### Set task
For this exercise, copy out each line of the material below that includes "DEPARTAMENTO".

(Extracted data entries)
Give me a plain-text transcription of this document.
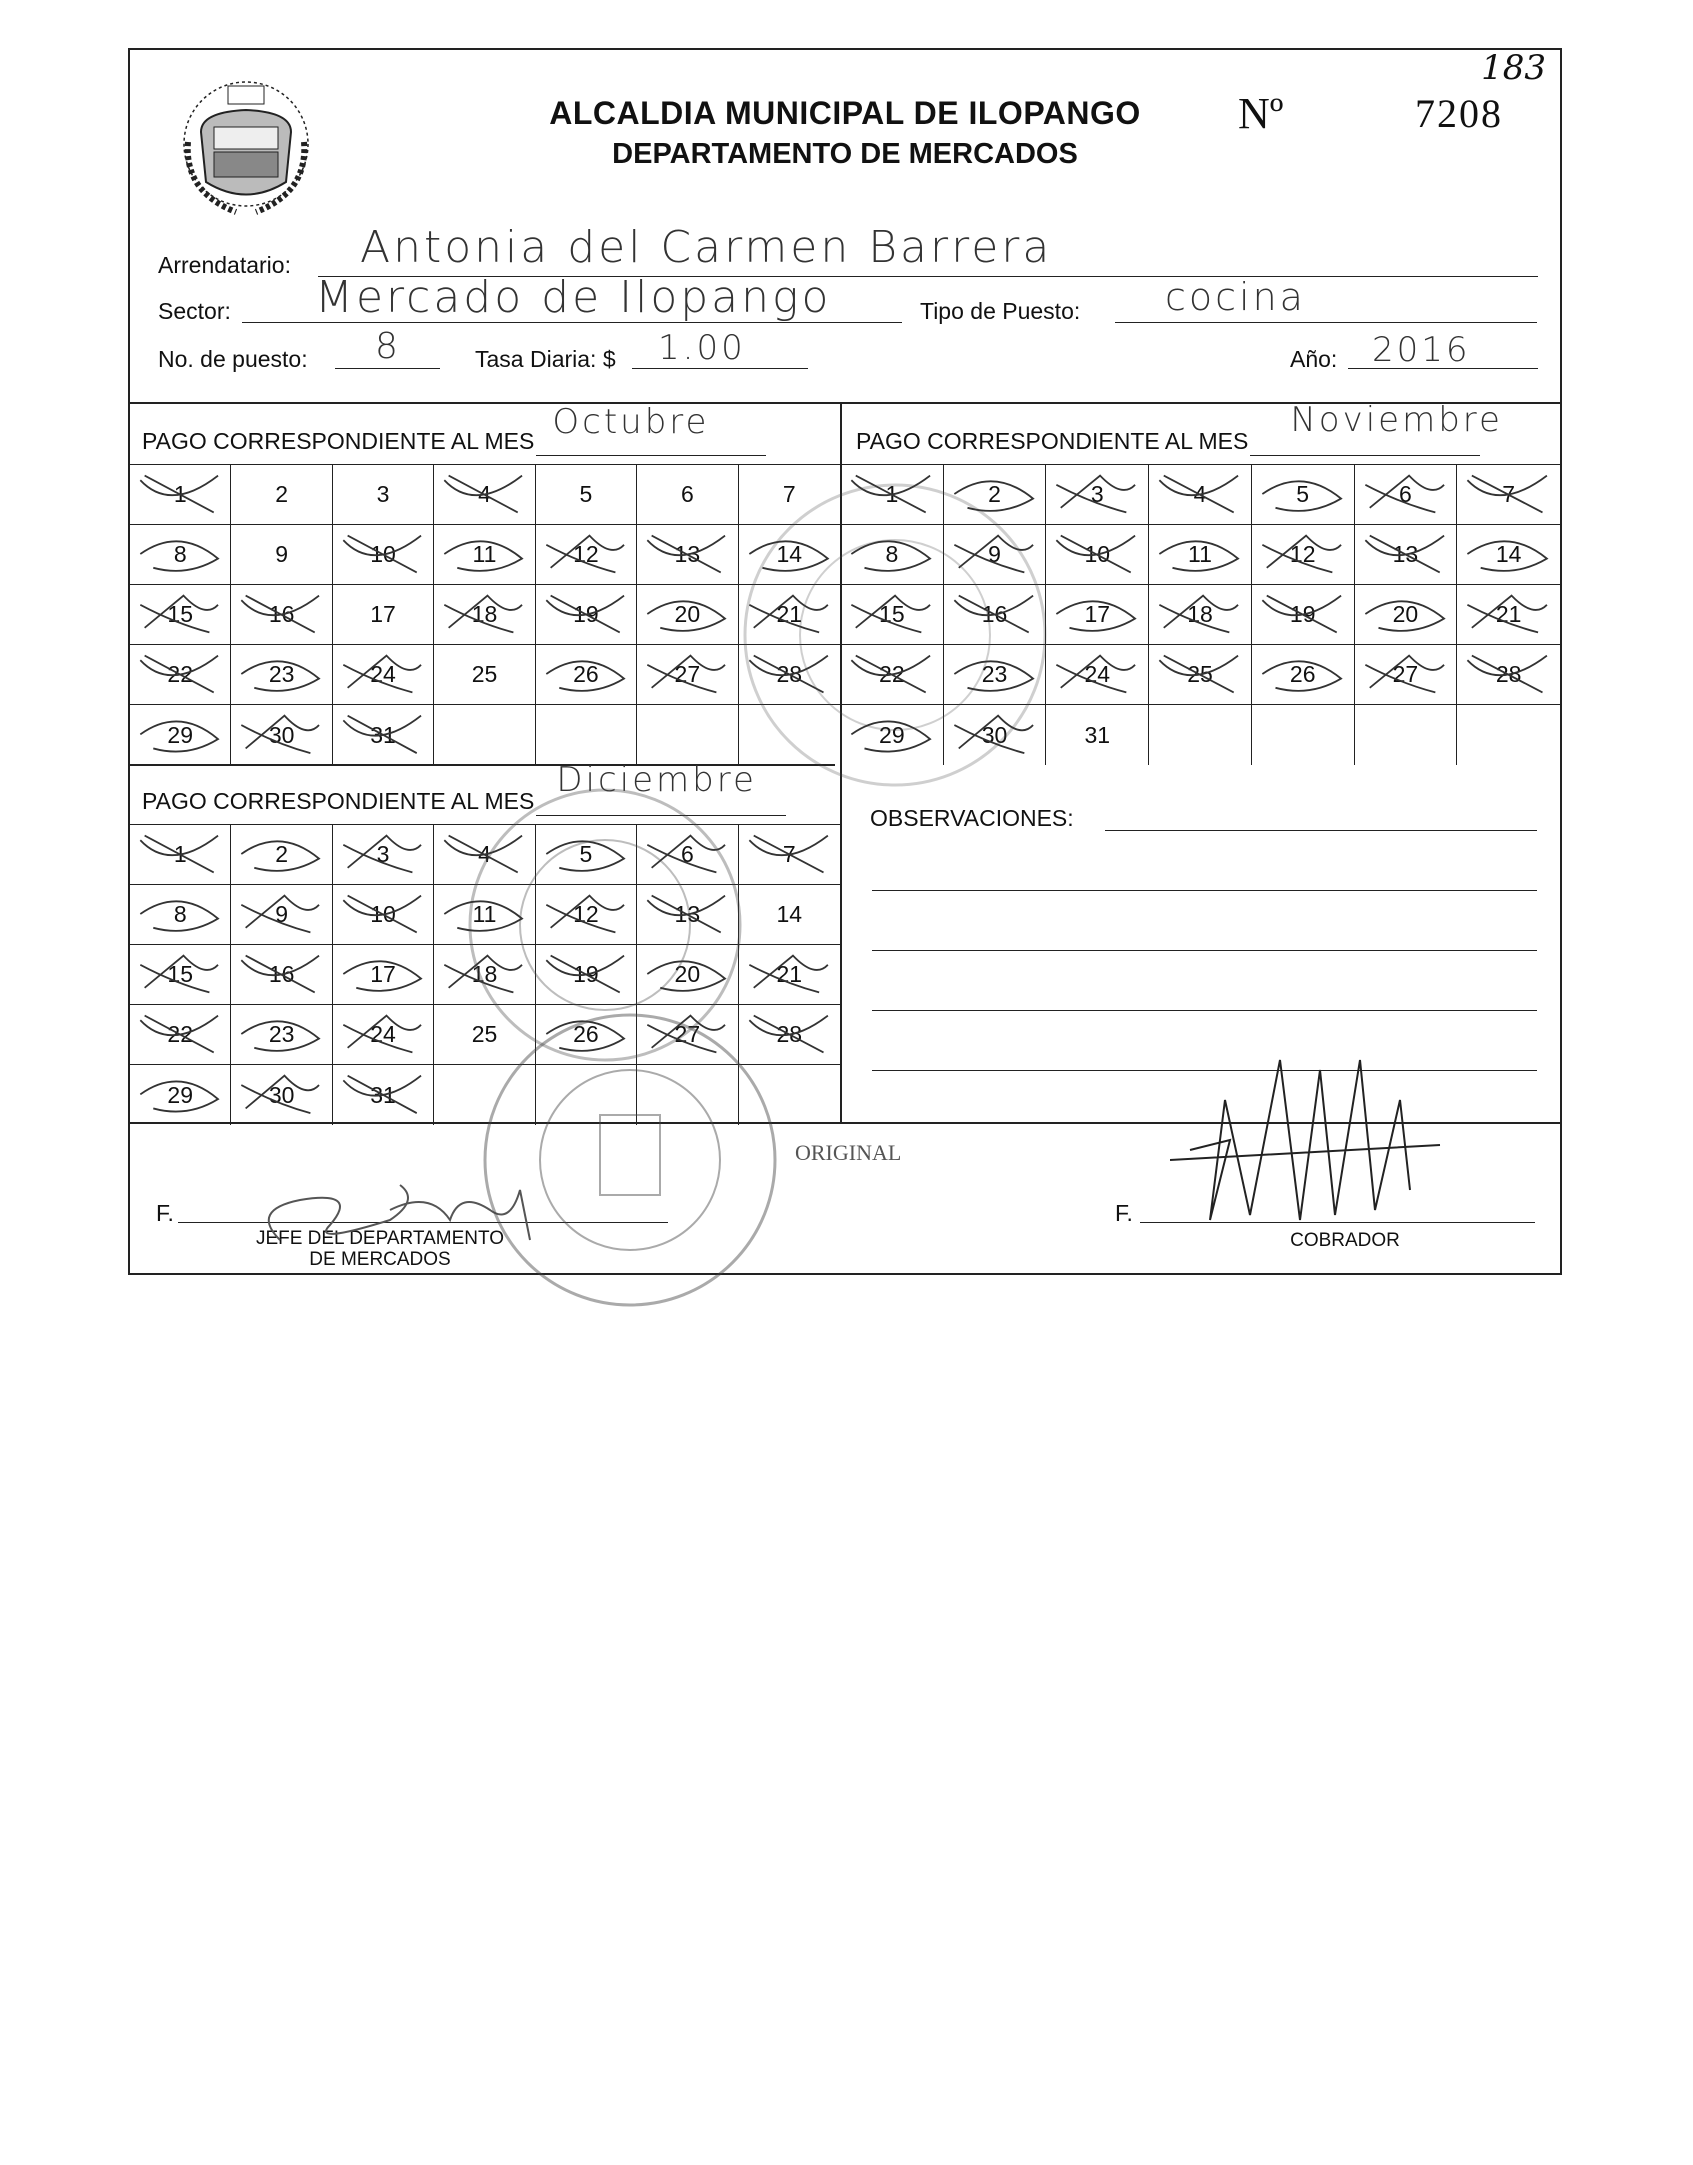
ALCALDIA MUNICIPAL DE ILOPANGO
DEPARTAMENTO DE MERCADOS
Nº	7208
183
Arrendatario: Antonia del Carmen Barrera
Sector: Mercado de Ilopango	Tipo de Puesto: cocina
No. de puesto: 8	Tasa Diaria: $ 1.00	Año: 2016
PAGO CORRESPONDIENTE AL MES Octubre

1	2	3	4	5	6	7
8	9	10	11	12	13	14
15	16	17	18	19	20	21
22	23	24	25	26	27	28
29	30	31
PAGO CORRESPONDIENTE AL MES
Noviembre

1	2	3	4	5	6	7
8	9	10	11	12	13	14
15	16	17	18	19	20	21
22	23	24	25	26	27	28
29	30	31
PAGO CORRESPONDIENTE AL MES
Diciembre

1	2	3	4	5	6	7
8	9	10	11	12	13	14
15	16	17	18	19	20	21
22	23	24	25	26	27	28
29	30	31
OBSERVACIONES:
ORIGINAL
F.
JEFE DEL DEPARTAMENTO
DE MERCADOS
F.
COBRADOR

### Solution to this exercise
DEPARTAMENTO DE MERCADOS
JEFE DEL DEPARTAMENTO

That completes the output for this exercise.